[Stored data]
....................

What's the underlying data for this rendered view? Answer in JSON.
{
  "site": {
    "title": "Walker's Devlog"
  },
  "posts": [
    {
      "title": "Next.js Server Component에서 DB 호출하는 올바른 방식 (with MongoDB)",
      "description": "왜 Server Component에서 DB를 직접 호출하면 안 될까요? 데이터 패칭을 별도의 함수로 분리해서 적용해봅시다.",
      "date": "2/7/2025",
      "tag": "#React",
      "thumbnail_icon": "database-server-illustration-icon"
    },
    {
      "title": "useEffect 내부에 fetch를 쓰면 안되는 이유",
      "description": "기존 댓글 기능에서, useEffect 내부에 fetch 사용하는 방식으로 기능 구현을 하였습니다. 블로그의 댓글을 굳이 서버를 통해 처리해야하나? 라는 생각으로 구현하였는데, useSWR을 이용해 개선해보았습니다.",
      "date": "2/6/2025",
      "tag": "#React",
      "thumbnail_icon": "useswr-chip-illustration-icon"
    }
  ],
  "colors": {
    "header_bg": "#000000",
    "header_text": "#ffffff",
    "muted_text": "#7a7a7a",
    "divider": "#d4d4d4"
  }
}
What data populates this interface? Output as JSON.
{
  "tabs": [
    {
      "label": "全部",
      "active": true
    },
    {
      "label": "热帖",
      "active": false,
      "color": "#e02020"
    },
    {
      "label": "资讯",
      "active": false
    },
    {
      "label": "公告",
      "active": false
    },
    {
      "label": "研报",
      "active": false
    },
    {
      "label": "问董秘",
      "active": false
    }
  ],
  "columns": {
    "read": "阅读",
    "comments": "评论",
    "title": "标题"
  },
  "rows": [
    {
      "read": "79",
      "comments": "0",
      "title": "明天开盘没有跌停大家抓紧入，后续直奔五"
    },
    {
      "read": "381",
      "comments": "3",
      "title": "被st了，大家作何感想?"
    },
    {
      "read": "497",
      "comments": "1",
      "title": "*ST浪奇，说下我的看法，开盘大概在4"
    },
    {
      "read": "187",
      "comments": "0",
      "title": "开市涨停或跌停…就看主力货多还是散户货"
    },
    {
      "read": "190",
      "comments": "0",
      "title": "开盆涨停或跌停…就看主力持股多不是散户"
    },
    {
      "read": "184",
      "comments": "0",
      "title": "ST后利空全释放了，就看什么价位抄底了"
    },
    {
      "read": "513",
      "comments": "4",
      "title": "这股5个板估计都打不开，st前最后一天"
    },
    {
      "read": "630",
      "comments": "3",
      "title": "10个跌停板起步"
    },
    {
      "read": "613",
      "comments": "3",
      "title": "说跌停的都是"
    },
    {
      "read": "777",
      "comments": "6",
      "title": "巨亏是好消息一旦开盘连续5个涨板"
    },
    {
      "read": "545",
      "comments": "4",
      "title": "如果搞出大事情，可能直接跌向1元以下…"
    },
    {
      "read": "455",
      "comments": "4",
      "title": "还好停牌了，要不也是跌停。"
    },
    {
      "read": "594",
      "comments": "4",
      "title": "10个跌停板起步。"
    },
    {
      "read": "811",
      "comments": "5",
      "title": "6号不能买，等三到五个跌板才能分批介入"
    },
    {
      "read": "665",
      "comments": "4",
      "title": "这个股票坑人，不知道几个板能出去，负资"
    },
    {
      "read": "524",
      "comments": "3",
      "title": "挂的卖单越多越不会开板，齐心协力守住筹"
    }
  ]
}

....................

Copy out each line that contains the word "useEffect".

Response to this task:
      "title": "useEffect 내부에 fetch를 쓰면 안되는 이유",
      "description": "기존 댓글 기능에서, useEffect 내부에 fetch 사용하는 방식으로 기능 구현을 하였습니다. 블로그의 댓글을 굳이 서버를 통해 처리해야하나? 라는 생각으로 구현하였는데, useSWR을 이용해 개선해보았습니다.",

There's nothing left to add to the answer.